Dataset excerpt:

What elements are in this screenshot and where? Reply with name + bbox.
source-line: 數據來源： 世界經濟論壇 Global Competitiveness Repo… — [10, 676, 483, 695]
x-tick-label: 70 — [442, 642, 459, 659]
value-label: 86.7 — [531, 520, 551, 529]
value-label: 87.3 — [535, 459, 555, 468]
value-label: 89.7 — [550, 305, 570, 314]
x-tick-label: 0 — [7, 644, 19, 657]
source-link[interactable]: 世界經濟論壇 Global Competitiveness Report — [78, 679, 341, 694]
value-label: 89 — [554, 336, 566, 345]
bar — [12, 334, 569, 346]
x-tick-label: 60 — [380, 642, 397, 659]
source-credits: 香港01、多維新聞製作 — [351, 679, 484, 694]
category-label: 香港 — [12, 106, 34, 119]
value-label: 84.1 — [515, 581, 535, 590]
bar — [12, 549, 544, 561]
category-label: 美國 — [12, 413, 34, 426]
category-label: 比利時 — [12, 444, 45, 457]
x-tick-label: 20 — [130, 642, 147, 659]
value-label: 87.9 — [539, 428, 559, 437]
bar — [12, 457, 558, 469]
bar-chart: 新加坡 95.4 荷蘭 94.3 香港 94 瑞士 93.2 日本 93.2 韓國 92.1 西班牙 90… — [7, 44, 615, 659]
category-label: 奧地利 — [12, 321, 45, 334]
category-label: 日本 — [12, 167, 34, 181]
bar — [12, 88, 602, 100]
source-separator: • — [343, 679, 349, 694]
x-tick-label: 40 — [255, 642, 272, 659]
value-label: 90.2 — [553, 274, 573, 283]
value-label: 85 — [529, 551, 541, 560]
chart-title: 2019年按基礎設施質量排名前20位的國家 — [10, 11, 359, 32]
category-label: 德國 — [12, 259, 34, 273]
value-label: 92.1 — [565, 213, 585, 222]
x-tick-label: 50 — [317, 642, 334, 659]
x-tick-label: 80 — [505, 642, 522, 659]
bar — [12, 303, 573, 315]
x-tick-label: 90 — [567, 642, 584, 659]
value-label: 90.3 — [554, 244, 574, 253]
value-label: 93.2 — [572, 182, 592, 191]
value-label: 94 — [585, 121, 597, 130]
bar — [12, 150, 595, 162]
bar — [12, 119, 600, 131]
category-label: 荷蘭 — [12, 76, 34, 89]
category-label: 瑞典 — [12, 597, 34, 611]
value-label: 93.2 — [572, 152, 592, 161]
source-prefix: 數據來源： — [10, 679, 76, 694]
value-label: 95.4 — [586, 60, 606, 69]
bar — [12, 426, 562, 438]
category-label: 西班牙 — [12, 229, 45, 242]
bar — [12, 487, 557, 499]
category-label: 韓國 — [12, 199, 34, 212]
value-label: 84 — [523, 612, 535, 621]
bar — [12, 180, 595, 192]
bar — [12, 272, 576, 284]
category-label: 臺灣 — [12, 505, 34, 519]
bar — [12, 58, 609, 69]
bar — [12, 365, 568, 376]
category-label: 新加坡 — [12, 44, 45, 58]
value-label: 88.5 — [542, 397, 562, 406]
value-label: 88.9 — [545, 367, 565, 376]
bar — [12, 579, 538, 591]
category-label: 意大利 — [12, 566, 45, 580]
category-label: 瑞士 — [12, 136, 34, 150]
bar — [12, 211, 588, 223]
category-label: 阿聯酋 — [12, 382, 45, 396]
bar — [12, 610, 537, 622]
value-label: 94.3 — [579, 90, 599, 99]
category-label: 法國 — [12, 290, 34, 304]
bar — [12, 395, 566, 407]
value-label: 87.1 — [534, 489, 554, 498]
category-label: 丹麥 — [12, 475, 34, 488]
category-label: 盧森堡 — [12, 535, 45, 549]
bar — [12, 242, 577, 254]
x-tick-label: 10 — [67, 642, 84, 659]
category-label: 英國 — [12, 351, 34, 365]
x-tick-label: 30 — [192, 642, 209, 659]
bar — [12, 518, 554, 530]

Written instruction -> Reproduce every row above verbatim, with no alterations.

Reply ->
What elements are in this screenshot and where? Reply with name + bbox.
source-line: 數據來源： 世界經濟論壇 Global Competitiveness Repo… — [10, 676, 483, 695]
x-tick-label: 70 — [442, 642, 459, 659]
value-label: 86.7 — [531, 520, 551, 529]
value-label: 87.3 — [535, 459, 555, 468]
value-label: 89.7 — [550, 305, 570, 314]
x-tick-label: 0 — [7, 644, 19, 657]
source-link[interactable]: 世界經濟論壇 Global Competitiveness Report — [78, 679, 341, 694]
value-label: 89 — [554, 336, 566, 345]
bar — [12, 334, 569, 346]
x-tick-label: 60 — [380, 642, 397, 659]
source-credits: 香港01、多維新聞製作 — [351, 679, 484, 694]
category-label: 香港 — [12, 106, 34, 119]
value-label: 84.1 — [515, 581, 535, 590]
bar — [12, 549, 544, 561]
category-label: 美國 — [12, 413, 34, 426]
category-label: 比利時 — [12, 444, 45, 457]
x-tick-label: 20 — [130, 642, 147, 659]
value-label: 87.9 — [539, 428, 559, 437]
bar — [12, 457, 558, 469]
bar-chart: 新加坡 95.4 荷蘭 94.3 香港 94 瑞士 93.2 日本 93.2 韓國 92.1 西班牙 90… — [7, 44, 615, 659]
category-label: 奧地利 — [12, 321, 45, 334]
category-label: 日本 — [12, 167, 34, 181]
bar — [12, 88, 602, 100]
source-separator: • — [343, 679, 349, 694]
x-tick-label: 40 — [255, 642, 272, 659]
value-label: 90.2 — [553, 274, 573, 283]
value-label: 85 — [529, 551, 541, 560]
chart-title: 2019年按基礎設施質量排名前20位的國家 — [10, 11, 359, 32]
category-label: 德國 — [12, 259, 34, 273]
value-label: 92.1 — [565, 213, 585, 222]
x-tick-label: 50 — [317, 642, 334, 659]
x-tick-label: 80 — [505, 642, 522, 659]
bar — [12, 303, 573, 315]
x-tick-label: 90 — [567, 642, 584, 659]
value-label: 90.3 — [554, 244, 574, 253]
value-label: 93.2 — [572, 182, 592, 191]
value-label: 94 — [585, 121, 597, 130]
bar — [12, 150, 595, 162]
bar — [12, 119, 600, 131]
category-label: 荷蘭 — [12, 76, 34, 89]
category-label: 瑞典 — [12, 597, 34, 611]
value-label: 93.2 — [572, 152, 592, 161]
source-prefix: 數據來源： — [10, 679, 76, 694]
value-label: 95.4 — [586, 60, 606, 69]
bar — [12, 426, 562, 438]
category-label: 西班牙 — [12, 229, 45, 242]
bar — [12, 487, 557, 499]
category-label: 韓國 — [12, 199, 34, 212]
value-label: 84 — [523, 612, 535, 621]
bar — [12, 180, 595, 192]
bar — [12, 272, 576, 284]
category-label: 臺灣 — [12, 505, 34, 519]
bar — [12, 58, 609, 69]
bar — [12, 365, 568, 376]
category-label: 新加坡 — [12, 44, 45, 58]
value-label: 88.5 — [542, 397, 562, 406]
value-label: 88.9 — [545, 367, 565, 376]
bar — [12, 579, 538, 591]
category-label: 意大利 — [12, 566, 45, 580]
category-label: 瑞士 — [12, 136, 34, 150]
bar — [12, 211, 588, 223]
category-label: 阿聯酋 — [12, 382, 45, 396]
bar — [12, 610, 537, 622]
value-label: 94.3 — [579, 90, 599, 99]
category-label: 法國 — [12, 290, 34, 304]
bar — [12, 395, 566, 407]
value-label: 87.1 — [534, 489, 554, 498]
category-label: 丹麥 — [12, 475, 34, 488]
category-label: 盧森堡 — [12, 535, 45, 549]
bar — [12, 242, 577, 254]
x-tick-label: 10 — [67, 642, 84, 659]
category-label: 英國 — [12, 351, 34, 365]
x-tick-label: 30 — [192, 642, 209, 659]
bar — [12, 518, 554, 530]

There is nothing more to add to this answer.